SHORT PROBLEM
Scan the data below for the string "Defendant". Copy every line where it appears.

DATA FOR THE TASK
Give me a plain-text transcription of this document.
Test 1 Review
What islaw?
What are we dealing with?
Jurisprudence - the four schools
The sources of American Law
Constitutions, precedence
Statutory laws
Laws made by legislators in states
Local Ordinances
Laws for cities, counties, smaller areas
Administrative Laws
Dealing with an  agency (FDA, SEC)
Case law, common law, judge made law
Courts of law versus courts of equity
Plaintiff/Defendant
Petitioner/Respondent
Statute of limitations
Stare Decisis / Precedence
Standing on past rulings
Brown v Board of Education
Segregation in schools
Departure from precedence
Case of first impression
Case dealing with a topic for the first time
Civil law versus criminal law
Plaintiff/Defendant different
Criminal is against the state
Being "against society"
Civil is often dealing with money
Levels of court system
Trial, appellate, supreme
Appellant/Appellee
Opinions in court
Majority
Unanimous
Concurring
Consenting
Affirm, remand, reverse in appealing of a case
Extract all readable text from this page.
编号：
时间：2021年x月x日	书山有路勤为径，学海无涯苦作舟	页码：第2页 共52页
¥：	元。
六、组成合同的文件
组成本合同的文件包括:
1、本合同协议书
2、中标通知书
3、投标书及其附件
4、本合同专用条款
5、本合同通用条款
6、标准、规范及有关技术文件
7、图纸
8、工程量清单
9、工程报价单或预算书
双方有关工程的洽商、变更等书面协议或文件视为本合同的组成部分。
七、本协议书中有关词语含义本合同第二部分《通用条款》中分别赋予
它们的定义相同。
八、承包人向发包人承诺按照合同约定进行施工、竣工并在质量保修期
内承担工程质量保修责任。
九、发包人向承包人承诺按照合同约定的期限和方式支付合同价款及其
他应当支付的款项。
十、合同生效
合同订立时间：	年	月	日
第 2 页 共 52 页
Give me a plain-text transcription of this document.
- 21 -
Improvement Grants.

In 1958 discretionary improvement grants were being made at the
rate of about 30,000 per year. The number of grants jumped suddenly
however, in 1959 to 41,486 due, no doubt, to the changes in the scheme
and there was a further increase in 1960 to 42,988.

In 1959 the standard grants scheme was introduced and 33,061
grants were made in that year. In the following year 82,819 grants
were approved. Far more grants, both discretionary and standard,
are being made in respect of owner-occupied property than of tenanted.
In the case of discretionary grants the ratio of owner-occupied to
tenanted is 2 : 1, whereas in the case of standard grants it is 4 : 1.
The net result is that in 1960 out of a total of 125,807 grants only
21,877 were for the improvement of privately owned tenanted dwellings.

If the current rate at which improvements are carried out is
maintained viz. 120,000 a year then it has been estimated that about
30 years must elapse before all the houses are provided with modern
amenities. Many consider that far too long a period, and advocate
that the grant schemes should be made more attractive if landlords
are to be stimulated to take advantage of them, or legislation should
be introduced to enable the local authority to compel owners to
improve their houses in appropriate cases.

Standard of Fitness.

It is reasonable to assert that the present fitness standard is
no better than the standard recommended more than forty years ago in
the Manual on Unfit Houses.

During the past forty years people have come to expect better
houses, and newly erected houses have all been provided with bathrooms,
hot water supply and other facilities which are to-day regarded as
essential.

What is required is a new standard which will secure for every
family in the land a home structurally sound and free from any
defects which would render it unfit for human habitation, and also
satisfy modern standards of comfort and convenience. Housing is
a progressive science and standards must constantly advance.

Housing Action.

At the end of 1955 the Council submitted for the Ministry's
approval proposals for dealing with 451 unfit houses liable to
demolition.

TASK SOLUTION
Plaintiff/Defendant
Plaintiff/Defendant different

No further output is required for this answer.